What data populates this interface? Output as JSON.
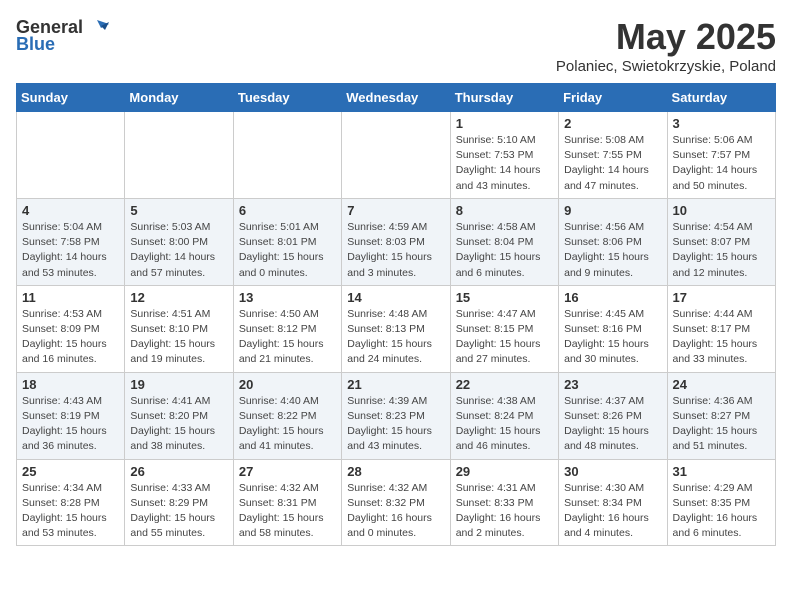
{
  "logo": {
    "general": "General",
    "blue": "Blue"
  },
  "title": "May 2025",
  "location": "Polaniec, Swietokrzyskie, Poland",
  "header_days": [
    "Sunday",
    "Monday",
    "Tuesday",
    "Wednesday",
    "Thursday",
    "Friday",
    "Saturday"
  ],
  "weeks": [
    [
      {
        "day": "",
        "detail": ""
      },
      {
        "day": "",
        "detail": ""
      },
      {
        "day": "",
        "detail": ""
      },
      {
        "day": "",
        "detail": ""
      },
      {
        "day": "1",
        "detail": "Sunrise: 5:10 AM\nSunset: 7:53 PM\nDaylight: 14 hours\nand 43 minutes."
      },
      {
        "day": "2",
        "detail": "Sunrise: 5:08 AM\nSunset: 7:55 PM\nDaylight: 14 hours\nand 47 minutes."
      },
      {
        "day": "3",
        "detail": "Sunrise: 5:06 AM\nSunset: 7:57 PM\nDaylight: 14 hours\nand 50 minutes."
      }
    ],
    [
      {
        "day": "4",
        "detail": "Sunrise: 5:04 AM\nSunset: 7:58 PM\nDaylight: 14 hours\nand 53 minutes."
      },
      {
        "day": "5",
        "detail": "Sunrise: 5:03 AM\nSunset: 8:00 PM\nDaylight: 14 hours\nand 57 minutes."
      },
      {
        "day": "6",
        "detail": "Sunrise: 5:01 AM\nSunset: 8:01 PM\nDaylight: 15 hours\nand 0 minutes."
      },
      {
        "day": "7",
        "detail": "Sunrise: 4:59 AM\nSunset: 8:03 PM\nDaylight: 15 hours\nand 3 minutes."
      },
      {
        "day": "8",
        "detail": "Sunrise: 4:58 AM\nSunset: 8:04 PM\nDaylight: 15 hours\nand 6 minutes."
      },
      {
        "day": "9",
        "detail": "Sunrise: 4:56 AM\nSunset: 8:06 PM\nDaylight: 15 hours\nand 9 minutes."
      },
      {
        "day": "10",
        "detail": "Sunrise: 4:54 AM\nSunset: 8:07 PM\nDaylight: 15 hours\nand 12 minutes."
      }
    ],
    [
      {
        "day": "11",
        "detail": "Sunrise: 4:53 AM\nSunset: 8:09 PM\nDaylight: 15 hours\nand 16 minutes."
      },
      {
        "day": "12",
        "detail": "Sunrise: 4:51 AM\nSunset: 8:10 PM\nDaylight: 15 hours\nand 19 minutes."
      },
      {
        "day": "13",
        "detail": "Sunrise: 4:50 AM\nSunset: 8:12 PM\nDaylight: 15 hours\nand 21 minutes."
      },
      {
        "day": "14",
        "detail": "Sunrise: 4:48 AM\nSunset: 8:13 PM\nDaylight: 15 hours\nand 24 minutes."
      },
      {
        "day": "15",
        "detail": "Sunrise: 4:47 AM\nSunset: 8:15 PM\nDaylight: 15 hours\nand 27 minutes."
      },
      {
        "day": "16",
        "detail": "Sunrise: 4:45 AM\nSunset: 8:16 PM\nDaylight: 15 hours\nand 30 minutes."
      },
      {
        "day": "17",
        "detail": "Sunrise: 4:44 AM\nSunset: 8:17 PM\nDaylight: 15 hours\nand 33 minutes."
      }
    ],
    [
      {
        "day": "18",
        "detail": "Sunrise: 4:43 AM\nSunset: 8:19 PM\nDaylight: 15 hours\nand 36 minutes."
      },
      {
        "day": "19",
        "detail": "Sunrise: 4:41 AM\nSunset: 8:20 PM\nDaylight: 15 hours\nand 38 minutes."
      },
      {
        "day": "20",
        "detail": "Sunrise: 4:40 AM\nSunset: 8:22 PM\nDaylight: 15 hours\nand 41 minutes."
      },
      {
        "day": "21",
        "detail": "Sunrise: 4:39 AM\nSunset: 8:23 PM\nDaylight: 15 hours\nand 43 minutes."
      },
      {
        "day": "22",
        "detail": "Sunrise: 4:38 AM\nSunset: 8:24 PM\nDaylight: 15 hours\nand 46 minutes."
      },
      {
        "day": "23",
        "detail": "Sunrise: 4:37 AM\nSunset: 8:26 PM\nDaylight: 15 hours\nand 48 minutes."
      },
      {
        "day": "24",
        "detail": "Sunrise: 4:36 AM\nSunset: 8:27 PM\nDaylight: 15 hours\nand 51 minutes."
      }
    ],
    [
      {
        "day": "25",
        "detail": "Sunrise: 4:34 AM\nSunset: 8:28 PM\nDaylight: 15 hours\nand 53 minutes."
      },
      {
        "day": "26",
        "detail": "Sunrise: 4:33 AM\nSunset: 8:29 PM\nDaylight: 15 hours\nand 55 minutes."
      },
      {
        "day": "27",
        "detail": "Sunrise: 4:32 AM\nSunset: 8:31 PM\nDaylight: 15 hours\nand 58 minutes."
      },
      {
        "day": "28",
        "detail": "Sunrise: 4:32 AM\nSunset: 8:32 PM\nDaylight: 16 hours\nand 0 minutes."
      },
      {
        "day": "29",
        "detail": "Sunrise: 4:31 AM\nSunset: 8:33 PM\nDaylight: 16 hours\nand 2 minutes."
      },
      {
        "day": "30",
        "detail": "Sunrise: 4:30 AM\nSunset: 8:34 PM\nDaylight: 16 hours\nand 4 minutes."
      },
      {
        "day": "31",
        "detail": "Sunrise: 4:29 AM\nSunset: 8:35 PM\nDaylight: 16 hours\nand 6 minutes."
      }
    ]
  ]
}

┄┄┄┄┄┄

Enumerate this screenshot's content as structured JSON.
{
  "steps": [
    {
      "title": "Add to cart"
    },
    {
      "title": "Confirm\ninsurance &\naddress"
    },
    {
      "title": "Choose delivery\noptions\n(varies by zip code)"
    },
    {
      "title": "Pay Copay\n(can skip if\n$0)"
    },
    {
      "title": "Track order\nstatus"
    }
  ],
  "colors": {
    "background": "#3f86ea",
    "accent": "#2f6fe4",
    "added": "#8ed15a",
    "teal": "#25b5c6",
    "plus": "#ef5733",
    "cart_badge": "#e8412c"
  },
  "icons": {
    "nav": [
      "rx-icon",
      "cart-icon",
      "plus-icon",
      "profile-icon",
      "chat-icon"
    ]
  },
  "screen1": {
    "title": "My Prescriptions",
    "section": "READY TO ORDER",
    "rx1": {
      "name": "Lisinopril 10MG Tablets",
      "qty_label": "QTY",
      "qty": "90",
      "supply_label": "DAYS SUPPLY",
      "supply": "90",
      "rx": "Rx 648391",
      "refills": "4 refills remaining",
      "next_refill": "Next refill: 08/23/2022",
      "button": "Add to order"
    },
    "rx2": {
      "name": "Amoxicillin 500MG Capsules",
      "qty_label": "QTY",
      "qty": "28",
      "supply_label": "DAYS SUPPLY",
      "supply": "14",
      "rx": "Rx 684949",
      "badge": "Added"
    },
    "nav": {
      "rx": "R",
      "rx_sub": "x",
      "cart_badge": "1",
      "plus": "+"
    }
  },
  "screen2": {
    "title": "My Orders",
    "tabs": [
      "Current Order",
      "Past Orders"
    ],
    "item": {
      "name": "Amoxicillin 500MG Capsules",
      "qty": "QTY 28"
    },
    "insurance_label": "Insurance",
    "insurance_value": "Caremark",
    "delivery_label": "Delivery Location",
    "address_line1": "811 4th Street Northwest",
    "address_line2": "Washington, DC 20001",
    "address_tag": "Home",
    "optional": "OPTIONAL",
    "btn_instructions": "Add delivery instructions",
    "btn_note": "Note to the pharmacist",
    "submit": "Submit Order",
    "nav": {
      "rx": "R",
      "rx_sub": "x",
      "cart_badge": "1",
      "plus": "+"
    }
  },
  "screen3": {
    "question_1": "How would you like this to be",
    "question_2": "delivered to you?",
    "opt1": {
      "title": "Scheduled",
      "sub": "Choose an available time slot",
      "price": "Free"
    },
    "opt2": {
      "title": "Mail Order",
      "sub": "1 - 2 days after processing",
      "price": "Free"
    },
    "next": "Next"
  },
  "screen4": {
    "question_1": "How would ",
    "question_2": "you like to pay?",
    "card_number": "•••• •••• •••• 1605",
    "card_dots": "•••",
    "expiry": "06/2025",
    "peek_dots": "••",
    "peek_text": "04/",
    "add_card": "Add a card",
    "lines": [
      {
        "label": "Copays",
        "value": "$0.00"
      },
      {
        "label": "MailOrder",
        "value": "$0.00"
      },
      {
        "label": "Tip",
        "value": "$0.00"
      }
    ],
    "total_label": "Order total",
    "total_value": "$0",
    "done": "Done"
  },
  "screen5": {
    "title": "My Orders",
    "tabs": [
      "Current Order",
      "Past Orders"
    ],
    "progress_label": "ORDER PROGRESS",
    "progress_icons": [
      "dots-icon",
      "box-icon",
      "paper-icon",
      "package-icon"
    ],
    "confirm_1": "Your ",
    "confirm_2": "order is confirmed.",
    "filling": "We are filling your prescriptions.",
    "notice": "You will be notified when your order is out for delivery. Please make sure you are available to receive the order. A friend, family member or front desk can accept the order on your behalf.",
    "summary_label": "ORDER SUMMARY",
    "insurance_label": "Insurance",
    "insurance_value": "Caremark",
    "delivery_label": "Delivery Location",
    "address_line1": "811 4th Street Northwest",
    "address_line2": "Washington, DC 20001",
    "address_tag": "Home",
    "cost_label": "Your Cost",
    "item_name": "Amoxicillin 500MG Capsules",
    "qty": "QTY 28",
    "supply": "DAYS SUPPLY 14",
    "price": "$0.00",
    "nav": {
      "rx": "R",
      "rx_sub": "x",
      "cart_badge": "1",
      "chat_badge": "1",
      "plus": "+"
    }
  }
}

┄┄┄┄┄┄

Every line of the listing that holds "title" should be found and copied.

  "title": "May 2025",
      "title": "Add to cart"
      "title": "Confirm\ninsurance &\naddress"
      "title": "Choose delivery\noptions\n(varies by zip code)"
      "title": "Pay Copay\n(can skip if\n$0)"
      "title": "Track order\nstatus"
    "title": "My Prescriptions",
    "title": "My Orders",
      "title": "Scheduled",
      "title": "Mail Order",
    "title": "My Orders",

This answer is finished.